◆ **EXERCISE BRIEF**:
Of the lines in the listing below, how many hold "other"? Answer with the number only.

──────── DATA TO PROCESS

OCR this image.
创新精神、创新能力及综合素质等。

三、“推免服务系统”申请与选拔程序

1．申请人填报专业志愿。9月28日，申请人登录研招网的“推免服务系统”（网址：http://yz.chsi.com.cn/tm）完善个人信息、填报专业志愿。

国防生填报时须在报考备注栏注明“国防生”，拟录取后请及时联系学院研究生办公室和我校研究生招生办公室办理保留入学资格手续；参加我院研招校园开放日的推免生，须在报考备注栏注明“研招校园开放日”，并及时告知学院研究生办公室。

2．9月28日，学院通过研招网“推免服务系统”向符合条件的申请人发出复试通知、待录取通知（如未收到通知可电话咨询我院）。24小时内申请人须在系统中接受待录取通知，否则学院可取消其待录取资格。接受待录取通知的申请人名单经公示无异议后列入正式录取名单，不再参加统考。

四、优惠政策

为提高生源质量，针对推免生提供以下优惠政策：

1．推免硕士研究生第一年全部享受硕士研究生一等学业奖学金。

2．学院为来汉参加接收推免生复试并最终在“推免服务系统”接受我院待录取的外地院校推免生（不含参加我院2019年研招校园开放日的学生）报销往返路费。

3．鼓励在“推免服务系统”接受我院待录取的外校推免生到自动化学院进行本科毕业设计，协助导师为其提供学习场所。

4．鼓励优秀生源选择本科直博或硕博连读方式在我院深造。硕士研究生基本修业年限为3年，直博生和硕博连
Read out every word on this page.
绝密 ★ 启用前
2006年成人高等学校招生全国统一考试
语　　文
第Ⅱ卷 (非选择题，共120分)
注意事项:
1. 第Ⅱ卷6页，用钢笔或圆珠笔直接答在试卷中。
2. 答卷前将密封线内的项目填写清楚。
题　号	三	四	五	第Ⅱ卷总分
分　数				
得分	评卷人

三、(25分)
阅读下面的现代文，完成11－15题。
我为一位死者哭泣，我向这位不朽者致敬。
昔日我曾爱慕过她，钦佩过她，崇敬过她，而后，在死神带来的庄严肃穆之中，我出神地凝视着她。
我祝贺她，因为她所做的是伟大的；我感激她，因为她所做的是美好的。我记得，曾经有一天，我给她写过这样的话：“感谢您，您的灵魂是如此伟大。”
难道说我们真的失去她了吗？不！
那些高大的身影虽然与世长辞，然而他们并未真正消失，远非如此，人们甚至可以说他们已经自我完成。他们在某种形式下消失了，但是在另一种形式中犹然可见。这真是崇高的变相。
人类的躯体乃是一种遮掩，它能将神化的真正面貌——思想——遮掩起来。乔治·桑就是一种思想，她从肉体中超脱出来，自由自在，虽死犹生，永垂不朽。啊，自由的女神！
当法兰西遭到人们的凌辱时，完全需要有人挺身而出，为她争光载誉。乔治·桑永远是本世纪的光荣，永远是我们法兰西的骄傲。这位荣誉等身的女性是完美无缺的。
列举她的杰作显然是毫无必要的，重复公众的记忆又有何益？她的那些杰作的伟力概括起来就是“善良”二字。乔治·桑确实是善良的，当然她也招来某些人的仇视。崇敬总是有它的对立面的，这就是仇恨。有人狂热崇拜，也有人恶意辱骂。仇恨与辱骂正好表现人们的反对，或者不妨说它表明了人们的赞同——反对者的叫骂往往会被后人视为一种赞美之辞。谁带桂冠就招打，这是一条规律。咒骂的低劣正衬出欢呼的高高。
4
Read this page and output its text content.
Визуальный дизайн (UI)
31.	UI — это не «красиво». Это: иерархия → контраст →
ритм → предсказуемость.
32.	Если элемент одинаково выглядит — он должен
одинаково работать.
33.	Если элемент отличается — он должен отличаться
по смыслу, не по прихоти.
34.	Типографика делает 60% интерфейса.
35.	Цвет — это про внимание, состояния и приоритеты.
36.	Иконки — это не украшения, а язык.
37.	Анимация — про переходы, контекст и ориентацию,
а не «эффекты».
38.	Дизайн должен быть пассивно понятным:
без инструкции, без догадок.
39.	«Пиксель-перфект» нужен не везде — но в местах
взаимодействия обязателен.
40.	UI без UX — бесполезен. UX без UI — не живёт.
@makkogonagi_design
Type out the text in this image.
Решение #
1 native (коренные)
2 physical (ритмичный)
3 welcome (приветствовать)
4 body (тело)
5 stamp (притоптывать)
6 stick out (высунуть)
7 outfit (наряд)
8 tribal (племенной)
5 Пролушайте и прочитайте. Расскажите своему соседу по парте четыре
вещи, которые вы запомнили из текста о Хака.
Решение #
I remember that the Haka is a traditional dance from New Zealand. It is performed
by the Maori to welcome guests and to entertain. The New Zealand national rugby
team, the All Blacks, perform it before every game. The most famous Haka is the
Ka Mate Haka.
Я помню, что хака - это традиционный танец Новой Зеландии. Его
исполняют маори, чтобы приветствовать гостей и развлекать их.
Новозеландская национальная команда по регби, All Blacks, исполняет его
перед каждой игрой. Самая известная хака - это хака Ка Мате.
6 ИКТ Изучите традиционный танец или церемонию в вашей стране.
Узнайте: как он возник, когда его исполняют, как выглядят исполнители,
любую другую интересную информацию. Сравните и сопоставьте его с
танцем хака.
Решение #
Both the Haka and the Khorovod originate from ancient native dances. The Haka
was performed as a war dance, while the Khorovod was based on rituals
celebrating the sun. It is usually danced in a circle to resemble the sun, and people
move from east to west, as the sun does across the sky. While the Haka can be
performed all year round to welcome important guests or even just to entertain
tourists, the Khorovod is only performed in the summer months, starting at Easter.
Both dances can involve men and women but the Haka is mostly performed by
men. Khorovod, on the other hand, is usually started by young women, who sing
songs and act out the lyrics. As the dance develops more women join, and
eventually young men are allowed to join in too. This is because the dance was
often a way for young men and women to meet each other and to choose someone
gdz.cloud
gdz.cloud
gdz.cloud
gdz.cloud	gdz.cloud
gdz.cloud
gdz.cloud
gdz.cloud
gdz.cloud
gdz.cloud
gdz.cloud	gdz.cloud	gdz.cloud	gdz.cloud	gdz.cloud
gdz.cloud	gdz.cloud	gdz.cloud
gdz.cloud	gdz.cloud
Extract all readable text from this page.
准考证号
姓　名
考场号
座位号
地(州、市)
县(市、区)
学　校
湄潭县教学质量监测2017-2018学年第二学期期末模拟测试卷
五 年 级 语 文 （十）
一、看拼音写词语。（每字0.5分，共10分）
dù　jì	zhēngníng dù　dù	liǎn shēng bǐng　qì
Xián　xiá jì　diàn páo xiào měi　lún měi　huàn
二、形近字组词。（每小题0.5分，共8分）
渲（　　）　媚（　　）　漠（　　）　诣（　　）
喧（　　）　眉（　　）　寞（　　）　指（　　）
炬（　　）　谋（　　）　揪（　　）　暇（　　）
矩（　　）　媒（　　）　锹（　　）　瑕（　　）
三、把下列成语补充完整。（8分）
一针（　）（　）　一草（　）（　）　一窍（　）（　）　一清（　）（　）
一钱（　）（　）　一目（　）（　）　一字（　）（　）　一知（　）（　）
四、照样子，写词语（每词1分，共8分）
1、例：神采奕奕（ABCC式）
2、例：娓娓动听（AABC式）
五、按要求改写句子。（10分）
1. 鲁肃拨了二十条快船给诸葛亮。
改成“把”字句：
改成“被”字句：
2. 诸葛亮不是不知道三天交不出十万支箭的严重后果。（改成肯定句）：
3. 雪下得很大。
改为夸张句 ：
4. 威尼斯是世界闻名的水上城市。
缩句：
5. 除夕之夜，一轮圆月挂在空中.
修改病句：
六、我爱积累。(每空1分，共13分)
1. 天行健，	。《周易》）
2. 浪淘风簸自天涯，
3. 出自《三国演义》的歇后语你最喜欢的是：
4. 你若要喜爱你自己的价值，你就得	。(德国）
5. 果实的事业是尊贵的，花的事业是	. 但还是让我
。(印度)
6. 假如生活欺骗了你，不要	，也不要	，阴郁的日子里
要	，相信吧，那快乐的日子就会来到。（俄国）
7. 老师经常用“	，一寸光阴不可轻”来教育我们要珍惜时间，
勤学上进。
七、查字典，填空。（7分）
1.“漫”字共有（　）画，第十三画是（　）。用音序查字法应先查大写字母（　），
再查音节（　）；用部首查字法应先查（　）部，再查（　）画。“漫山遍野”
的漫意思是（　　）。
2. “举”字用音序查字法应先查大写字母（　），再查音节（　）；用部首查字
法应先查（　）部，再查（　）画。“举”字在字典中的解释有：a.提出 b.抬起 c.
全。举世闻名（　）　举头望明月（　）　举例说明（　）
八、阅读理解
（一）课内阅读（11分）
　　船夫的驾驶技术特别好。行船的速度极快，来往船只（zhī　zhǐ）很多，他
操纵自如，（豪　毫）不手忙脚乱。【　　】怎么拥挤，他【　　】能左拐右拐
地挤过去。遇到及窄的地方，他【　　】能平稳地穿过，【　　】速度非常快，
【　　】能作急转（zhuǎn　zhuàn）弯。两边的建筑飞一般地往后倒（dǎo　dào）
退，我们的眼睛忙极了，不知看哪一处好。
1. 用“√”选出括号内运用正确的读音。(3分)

────────────────

◆ **CORRECT RESULT**:
2